_Exercise instructions_
Reproduce every line of the material below, but drop the pictures.

Begin Supplied material

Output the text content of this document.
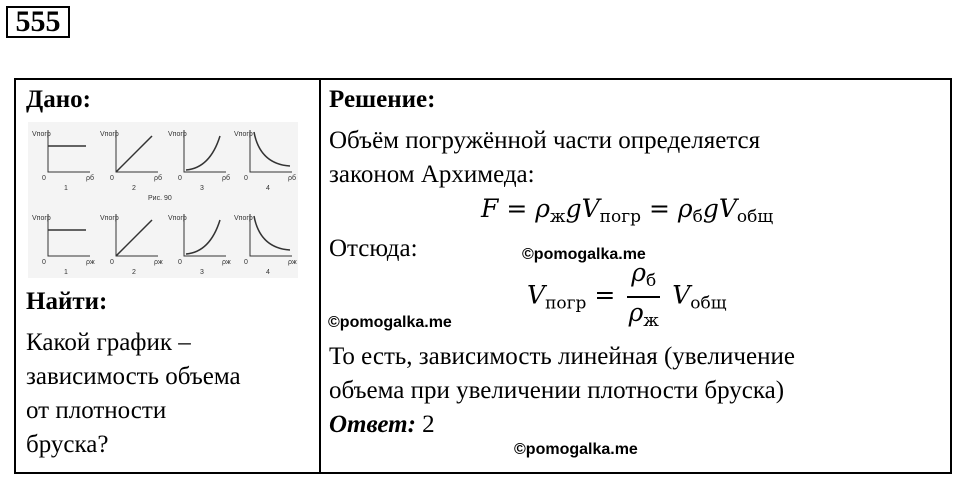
555
Дано:
Vпогр	Vпогр	Vпогр	Vпогр
0	0	0	0
ρб	ρб	ρб	ρб
1	2	3	4
Рис. 90
Vпогр	Vпогр	Vпогр	Vпогр
0	0	0	0
ρж	ρж	ρж	ρж
1	2	3	4
Найти:
Какой график –
зависимость объема
от плотности
бруска?
Решение:
Объём погружённой части определяется
законом Архимеда:
$F = \rho_жgV_{погр} = \rho_бgV_{общ}$
Отсюда:
$V_{погр} = \frac{\rho_б}{\rho_ж} V_{общ}$
То есть, зависимость линейная (увеличение
объема при увеличении плотности бруска)
Ответ: 2
©pomogalka.me
©pomogalka.me
©pomogalka.me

End Supplied material

_Exercise response_
Output the text content of this document.
555
Дано:
Vпогр	Vпогр	Vпогр	Vпогр
0	0	0	0
ρб	ρб	ρб	ρб
1	2	3	4
Рис. 90
Vпогр	Vпогр	Vпогр	Vпогр
0	0	0	0
ρж	ρж	ρж	ρж
1	2	3	4
Найти:
Какой график –
зависимость объема
от плотности
бруска?
Решение:
Объём погружённой части определяется
законом Архимеда:
$F = \rho_жgV_{погр} = \rho_бgV_{общ}$
Отсюда:
$V_{погр} = \frac{\rho_б}{\rho_ж} V_{общ}$
То есть, зависимость линейная (увеличение
объема при увеличении плотности бруска)
Ответ: 2
©pomogalka.me
©pomogalka.me
©pomogalka.me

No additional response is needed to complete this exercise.